Transcribe all the entries word for word, but omit the images.
:: Task inputs ::
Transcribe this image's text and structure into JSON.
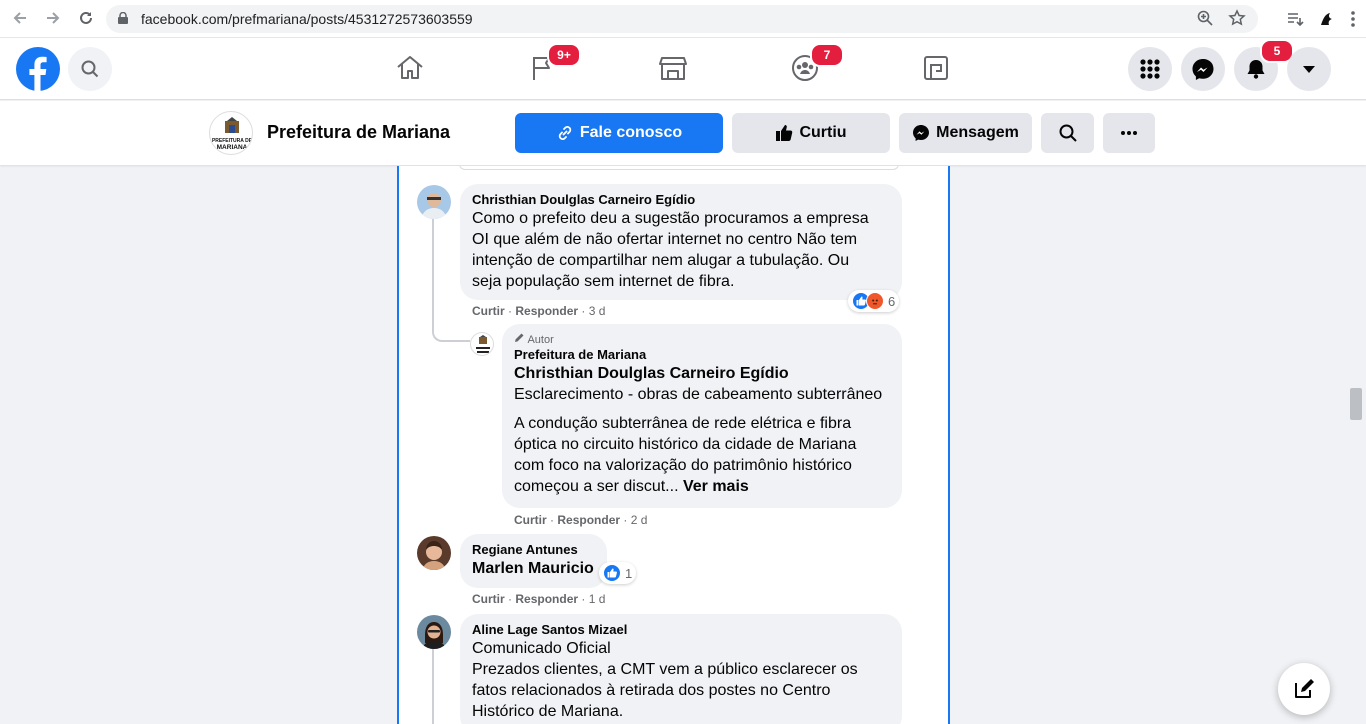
{
  "browser": {
    "url": "facebook.com/prefmariana/posts/4531272573603559"
  },
  "header": {
    "badges": {
      "pages": "9+",
      "groups": "7",
      "notifications": "5"
    }
  },
  "page": {
    "name": "Prefeitura de Mariana",
    "avatar_label": "PREFEITURA DE MARIANA",
    "buttons": {
      "contact": "Fale conosco",
      "liked": "Curtiu",
      "message": "Mensagem"
    }
  },
  "comments": [
    {
      "author": "Christhian Doulglas Carneiro Egídio",
      "lines": [
        "Como o prefeito deu a sugestão procuramos a empresa",
        "OI que além de não ofertar internet no centro Não tem",
        "intenção de compartilhar nem alugar a tubulação. Ou",
        "seja população sem internet de fibra."
      ],
      "like": "Curtir",
      "reply": "Responder",
      "time": "3 d",
      "reactions": "6"
    },
    {
      "badge": "Autor",
      "author": "Prefeitura de Mariana",
      "mention": "Christhian Doulglas Carneiro Egídio",
      "subtitle": "Esclarecimento - obras de cabeamento subterrâneo",
      "lines": [
        "A condução subterrânea de rede elétrica e fibra",
        "óptica no circuito histórico da cidade de Mariana",
        "com foco na valorização do patrimônio histórico"
      ],
      "last_line": "começou a ser discut...",
      "see_more": "Ver mais",
      "like": "Curtir",
      "reply": "Responder",
      "time": "2 d"
    },
    {
      "author": "Regiane Antunes",
      "mention": "Marlen Mauricio",
      "like": "Curtir",
      "reply": "Responder",
      "time": "1 d",
      "reactions": "1"
    },
    {
      "author": "Aline Lage Santos Mizael",
      "lines": [
        "Comunicado Oficial",
        "Prezados clientes, a CMT vem a público esclarecer os",
        "fatos relacionados à retirada dos postes no Centro",
        "Histórico de Mariana."
      ]
    }
  ],
  "separator": "·"
}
:::
# Exercise answer
Transcribe this image's text and structure into JSON.
{
  "browser": {
    "url": "facebook.com/prefmariana/posts/4531272573603559"
  },
  "header": {
    "badges": {
      "pages": "9+",
      "groups": "7",
      "notifications": "5"
    }
  },
  "page": {
    "name": "Prefeitura de Mariana",
    "avatar_label": "PREFEITURA DE MARIANA",
    "buttons": {
      "contact": "Fale conosco",
      "liked": "Curtiu",
      "message": "Mensagem"
    }
  },
  "comments": [
    {
      "author": "Christhian Doulglas Carneiro Egídio",
      "lines": [
        "Como o prefeito deu a sugestão procuramos a empresa",
        "OI que além de não ofertar internet no centro Não tem",
        "intenção de compartilhar nem alugar a tubulação. Ou",
        "seja população sem internet de fibra."
      ],
      "like": "Curtir",
      "reply": "Responder",
      "time": "3 d",
      "reactions": "6"
    },
    {
      "badge": "Autor",
      "author": "Prefeitura de Mariana",
      "mention": "Christhian Doulglas Carneiro Egídio",
      "subtitle": "Esclarecimento - obras de cabeamento subterrâneo",
      "lines": [
        "A condução subterrânea de rede elétrica e fibra",
        "óptica no circuito histórico da cidade de Mariana",
        "com foco na valorização do patrimônio histórico"
      ],
      "last_line": "começou a ser discut...",
      "see_more": "Ver mais",
      "like": "Curtir",
      "reply": "Responder",
      "time": "2 d"
    },
    {
      "author": "Regiane Antunes",
      "mention": "Marlen Mauricio",
      "like": "Curtir",
      "reply": "Responder",
      "time": "1 d",
      "reactions": "1"
    },
    {
      "author": "Aline Lage Santos Mizael",
      "lines": [
        "Comunicado Oficial",
        "Prezados clientes, a CMT vem a público esclarecer os",
        "fatos relacionados à retirada dos postes no Centro",
        "Histórico de Mariana."
      ]
    }
  ],
  "separator": "·"
}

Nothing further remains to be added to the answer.